[Collection entries]
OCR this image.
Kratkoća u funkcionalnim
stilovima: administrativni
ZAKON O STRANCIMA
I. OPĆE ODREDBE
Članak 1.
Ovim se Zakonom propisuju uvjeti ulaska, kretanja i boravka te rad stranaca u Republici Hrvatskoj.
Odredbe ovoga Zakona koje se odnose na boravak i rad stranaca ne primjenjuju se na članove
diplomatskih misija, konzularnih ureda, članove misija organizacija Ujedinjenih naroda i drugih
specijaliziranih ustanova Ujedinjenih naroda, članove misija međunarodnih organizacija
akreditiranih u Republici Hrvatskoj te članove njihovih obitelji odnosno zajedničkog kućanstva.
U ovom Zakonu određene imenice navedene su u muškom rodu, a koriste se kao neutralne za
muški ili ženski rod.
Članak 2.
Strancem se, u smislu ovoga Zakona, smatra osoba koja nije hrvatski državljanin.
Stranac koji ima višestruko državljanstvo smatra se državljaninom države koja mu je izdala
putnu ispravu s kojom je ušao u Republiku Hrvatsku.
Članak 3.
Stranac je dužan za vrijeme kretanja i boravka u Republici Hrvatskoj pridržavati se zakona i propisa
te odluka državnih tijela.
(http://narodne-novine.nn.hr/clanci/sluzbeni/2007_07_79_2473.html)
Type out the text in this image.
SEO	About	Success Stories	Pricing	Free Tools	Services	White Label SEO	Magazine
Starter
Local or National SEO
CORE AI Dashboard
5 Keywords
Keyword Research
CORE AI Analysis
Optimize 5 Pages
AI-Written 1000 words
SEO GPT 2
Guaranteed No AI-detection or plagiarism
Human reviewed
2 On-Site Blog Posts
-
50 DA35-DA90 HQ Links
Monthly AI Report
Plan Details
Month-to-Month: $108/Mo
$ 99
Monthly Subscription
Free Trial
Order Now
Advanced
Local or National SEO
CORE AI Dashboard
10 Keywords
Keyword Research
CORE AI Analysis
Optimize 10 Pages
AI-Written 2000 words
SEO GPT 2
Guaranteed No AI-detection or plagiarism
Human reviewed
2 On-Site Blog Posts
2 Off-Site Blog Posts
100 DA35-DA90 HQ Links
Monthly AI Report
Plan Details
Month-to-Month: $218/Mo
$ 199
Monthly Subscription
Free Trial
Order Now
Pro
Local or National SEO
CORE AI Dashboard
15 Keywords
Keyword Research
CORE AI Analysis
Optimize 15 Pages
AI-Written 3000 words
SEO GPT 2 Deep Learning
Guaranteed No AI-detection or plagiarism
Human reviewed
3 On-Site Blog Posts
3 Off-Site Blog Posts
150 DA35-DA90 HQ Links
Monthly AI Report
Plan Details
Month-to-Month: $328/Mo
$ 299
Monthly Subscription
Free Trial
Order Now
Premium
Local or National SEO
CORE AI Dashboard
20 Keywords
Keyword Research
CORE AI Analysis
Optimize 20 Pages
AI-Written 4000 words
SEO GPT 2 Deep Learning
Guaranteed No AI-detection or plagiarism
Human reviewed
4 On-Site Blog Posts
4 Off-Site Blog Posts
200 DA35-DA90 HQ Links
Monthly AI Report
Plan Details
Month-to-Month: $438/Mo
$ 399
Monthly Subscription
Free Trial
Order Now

**Given exercise**
Beginning at the line where "Type out the text in this image." appears, extract each line through the end of the data above; keep them exact and include nothing else.

**Completed task**
Type out the text in this image.
SEO	About	Success Stories	Pricing	Free Tools	Services	White Label SEO	Magazine
Starter
Local or National SEO
CORE AI Dashboard
5 Keywords
Keyword Research
CORE AI Analysis
Optimize 5 Pages
AI-Written 1000 words
SEO GPT 2
Guaranteed No AI-detection or plagiarism
Human reviewed
2 On-Site Blog Posts
-
50 DA35-DA90 HQ Links
Monthly AI Report
Plan Details
Month-to-Month: $108/Mo
$ 99
Monthly Subscription
Free Trial
Order Now
Advanced
Local or National SEO
CORE AI Dashboard
10 Keywords
Keyword Research
CORE AI Analysis
Optimize 10 Pages
AI-Written 2000 words
SEO GPT 2
Guaranteed No AI-detection or plagiarism
Human reviewed
2 On-Site Blog Posts
2 Off-Site Blog Posts
100 DA35-DA90 HQ Links
Monthly AI Report
Plan Details
Month-to-Month: $218/Mo
$ 199
Monthly Subscription
Free Trial
Order Now
Pro
Local or National SEO
CORE AI Dashboard
15 Keywords
Keyword Research
CORE AI Analysis
Optimize 15 Pages
AI-Written 3000 words
SEO GPT 2 Deep Learning
Guaranteed No AI-detection or plagiarism
Human reviewed
3 On-Site Blog Posts
3 Off-Site Blog Posts
150 DA35-DA90 HQ Links
Monthly AI Report
Plan Details
Month-to-Month: $328/Mo
$ 299
Monthly Subscription
Free Trial
Order Now
Premium
Local or National SEO
CORE AI Dashboard
20 Keywords
Keyword Research
CORE AI Analysis
Optimize 20 Pages
AI-Written 4000 words
SEO GPT 2 Deep Learning
Guaranteed No AI-detection or plagiarism
Human reviewed
4 On-Site Blog Posts
4 Off-Site Blog Posts
200 DA35-DA90 HQ Links
Monthly AI Report
Plan Details
Month-to-Month: $438/Mo
$ 399
Monthly Subscription
Free Trial
Order Now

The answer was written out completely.